* **RECORD EXCERPTS**
# # #

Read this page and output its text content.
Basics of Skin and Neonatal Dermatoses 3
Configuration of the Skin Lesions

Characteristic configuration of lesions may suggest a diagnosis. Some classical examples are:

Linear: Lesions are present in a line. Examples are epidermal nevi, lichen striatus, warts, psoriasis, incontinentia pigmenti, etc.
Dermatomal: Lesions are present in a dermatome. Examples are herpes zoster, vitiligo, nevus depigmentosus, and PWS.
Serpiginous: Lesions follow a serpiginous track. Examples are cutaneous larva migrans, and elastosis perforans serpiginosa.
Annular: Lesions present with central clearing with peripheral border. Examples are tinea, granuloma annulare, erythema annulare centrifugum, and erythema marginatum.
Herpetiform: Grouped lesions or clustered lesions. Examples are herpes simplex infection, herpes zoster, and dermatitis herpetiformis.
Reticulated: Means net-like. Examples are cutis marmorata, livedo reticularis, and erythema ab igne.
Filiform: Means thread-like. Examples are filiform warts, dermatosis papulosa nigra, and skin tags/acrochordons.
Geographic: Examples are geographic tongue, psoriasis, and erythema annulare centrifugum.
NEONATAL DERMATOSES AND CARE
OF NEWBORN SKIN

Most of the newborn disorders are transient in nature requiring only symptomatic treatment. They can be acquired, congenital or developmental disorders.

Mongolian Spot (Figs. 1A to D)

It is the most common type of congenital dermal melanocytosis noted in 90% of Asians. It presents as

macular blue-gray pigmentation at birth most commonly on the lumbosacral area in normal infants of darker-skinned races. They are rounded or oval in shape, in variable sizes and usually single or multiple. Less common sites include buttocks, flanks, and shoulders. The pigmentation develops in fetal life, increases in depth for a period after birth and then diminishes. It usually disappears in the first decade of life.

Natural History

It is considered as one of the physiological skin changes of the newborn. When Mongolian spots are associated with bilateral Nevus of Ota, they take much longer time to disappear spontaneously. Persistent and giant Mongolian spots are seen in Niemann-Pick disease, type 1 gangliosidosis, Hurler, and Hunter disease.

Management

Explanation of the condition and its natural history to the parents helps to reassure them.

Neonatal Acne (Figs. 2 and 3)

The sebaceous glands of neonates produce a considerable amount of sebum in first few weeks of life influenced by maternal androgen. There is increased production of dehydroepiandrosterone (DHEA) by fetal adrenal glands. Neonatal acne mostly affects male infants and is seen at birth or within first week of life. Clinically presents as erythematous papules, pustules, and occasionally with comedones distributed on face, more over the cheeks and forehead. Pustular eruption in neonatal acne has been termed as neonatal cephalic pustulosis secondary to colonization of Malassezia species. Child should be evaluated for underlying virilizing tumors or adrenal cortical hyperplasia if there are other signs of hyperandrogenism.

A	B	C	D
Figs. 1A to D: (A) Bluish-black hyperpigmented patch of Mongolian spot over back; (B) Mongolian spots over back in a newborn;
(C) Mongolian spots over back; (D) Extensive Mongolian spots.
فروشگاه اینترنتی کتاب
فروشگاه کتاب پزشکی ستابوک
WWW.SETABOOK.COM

# # #

* **EXERCISE DETAILS**
Where in the records does the word "centrifugum" appear? Copy each line that holds it.

* **SOLUTION FOR THIS PROBLEM**
Annular: Lesions present with central clearing with peripheral border. Examples are tinea, granuloma annulare, erythema annulare centrifugum, and erythema marginatum.
Geographic: Examples are geographic tongue, psoriasis, and erythema annulare centrifugum.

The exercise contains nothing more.